- **Recorded information**:
>> START

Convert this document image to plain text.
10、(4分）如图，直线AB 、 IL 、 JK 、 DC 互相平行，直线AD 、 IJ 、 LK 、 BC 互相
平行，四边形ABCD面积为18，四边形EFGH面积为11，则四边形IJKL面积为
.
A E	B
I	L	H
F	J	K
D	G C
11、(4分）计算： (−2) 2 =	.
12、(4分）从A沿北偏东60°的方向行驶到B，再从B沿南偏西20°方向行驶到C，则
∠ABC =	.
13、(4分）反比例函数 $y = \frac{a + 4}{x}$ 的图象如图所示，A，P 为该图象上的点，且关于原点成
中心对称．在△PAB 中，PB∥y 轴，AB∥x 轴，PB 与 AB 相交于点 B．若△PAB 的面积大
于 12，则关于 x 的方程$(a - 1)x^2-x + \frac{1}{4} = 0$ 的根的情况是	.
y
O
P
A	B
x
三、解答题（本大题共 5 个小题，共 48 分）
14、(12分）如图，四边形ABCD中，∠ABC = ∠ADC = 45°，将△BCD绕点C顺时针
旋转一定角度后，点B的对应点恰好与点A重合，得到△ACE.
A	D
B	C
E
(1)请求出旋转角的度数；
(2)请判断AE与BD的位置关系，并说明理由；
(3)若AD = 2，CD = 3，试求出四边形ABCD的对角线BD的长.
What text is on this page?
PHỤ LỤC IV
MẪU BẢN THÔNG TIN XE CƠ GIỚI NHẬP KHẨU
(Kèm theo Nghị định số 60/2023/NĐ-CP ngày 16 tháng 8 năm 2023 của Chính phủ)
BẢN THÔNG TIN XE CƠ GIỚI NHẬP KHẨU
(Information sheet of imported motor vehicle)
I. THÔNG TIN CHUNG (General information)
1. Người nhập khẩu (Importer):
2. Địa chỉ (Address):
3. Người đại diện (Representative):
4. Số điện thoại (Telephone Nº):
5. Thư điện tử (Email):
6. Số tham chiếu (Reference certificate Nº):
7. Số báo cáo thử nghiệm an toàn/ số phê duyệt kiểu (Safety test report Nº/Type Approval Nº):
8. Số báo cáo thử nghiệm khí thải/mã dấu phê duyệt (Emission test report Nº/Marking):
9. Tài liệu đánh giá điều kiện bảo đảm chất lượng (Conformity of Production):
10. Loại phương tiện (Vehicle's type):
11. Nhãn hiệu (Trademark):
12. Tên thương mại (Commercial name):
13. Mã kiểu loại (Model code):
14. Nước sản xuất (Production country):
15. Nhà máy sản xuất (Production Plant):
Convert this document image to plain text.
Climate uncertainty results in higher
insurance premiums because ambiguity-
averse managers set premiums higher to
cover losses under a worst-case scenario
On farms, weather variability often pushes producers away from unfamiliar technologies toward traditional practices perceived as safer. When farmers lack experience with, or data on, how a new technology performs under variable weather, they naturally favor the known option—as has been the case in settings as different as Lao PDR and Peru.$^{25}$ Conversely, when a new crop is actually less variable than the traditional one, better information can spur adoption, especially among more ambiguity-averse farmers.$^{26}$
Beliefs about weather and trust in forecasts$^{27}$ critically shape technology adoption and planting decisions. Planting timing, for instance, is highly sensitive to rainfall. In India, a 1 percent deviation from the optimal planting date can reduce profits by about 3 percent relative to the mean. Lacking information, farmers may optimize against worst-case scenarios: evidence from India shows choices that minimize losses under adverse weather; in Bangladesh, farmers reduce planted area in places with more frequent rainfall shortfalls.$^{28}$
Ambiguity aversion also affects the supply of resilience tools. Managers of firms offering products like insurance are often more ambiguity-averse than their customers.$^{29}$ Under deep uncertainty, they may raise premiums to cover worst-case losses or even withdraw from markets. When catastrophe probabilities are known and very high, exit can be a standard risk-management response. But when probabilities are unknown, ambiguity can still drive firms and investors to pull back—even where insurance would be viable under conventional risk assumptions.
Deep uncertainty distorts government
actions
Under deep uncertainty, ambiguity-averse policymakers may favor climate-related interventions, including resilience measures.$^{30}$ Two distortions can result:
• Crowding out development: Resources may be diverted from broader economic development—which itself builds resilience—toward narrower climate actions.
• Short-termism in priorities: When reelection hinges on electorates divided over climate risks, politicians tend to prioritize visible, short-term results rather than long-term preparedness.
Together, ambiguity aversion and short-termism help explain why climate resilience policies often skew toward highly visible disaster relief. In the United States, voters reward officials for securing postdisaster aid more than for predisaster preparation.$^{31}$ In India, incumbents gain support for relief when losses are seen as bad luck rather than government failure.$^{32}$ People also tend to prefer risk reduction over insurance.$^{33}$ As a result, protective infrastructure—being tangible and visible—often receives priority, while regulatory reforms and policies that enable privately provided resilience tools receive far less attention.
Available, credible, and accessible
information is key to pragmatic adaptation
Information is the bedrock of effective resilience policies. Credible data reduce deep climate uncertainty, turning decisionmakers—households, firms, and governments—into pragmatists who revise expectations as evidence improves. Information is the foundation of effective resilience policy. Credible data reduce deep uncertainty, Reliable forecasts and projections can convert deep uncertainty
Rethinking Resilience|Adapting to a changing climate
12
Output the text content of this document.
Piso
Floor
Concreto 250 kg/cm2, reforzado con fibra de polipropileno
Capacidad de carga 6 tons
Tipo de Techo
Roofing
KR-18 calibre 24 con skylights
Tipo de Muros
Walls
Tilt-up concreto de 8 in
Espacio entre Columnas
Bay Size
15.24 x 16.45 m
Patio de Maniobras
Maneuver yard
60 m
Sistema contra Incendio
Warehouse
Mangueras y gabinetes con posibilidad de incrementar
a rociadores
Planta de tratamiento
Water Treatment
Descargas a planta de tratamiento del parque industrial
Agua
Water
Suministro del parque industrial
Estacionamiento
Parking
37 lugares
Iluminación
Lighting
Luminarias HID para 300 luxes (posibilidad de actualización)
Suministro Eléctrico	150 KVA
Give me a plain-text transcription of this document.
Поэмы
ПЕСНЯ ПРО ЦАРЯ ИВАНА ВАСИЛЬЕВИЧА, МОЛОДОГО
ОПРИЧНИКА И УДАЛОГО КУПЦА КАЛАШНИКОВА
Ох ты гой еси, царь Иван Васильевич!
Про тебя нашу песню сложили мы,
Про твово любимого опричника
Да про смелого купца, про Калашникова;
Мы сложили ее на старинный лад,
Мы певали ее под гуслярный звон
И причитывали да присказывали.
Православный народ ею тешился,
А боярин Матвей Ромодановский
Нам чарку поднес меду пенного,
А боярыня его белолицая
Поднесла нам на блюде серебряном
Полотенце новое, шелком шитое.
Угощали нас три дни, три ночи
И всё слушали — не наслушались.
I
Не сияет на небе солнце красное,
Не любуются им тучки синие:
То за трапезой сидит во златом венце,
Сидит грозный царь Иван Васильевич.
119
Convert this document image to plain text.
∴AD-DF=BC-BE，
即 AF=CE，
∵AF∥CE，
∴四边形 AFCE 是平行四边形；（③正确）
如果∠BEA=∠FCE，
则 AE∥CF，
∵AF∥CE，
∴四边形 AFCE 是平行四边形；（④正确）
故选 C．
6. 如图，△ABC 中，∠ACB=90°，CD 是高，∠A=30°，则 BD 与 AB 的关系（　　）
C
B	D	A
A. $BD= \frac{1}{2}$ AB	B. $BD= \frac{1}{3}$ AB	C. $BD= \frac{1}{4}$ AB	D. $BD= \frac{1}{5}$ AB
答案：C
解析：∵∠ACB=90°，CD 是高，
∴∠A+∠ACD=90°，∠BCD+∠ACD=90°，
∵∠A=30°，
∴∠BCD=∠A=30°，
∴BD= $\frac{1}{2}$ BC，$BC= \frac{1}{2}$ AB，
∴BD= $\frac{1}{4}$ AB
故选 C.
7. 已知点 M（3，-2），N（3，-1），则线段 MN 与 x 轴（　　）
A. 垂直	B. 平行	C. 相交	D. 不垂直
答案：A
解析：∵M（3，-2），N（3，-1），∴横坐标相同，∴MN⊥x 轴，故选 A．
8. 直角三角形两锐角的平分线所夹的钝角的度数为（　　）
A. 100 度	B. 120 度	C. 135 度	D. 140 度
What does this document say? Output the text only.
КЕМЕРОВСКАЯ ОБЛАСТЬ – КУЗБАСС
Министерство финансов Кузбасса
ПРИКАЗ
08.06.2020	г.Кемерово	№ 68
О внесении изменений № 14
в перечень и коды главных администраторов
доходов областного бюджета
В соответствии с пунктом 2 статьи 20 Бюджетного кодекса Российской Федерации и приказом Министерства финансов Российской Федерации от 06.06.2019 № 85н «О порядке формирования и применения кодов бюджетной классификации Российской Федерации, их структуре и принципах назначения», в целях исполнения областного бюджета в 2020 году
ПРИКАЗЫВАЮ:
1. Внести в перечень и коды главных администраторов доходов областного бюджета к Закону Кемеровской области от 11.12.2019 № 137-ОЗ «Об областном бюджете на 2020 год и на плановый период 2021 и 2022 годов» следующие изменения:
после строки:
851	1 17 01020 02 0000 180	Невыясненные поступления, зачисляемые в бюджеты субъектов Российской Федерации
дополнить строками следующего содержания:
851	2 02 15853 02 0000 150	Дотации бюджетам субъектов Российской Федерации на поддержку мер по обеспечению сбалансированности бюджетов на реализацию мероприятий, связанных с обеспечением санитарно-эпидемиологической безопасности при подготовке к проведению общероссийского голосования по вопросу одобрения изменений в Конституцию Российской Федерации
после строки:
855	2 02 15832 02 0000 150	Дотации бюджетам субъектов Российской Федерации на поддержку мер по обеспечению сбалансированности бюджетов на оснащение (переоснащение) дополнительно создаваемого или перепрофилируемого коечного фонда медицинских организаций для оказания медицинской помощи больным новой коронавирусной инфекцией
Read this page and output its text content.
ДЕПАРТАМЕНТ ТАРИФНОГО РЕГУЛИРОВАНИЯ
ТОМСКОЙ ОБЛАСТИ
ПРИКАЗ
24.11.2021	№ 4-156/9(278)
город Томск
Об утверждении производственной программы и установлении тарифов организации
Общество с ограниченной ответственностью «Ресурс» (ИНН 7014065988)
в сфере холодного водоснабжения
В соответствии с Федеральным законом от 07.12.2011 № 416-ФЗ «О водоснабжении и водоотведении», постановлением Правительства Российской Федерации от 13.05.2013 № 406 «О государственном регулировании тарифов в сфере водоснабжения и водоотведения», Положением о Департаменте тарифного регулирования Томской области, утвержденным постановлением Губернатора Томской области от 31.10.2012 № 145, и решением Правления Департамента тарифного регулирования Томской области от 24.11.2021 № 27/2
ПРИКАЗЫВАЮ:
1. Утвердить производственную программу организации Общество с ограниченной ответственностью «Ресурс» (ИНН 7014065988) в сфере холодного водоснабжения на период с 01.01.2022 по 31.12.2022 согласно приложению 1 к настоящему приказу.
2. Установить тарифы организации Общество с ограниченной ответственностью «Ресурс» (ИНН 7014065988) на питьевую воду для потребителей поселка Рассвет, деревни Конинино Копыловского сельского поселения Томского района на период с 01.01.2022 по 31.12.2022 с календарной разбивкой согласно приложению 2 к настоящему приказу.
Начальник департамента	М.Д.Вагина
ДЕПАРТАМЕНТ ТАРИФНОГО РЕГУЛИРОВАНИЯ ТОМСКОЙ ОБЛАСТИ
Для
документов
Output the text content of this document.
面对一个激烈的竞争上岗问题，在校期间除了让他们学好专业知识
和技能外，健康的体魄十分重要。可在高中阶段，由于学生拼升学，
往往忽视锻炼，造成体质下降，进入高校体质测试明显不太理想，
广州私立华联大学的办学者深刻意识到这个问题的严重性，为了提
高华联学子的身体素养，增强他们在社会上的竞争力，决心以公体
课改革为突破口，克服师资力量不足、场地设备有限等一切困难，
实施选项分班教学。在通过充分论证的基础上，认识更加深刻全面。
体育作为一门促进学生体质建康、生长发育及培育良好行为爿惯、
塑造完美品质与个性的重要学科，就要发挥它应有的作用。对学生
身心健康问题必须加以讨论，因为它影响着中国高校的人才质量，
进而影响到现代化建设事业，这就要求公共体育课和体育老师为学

>> END

- **Your task**: On how many lines does the word "duyệt" appear? Answer with only the number.

- **Complete answer**: 2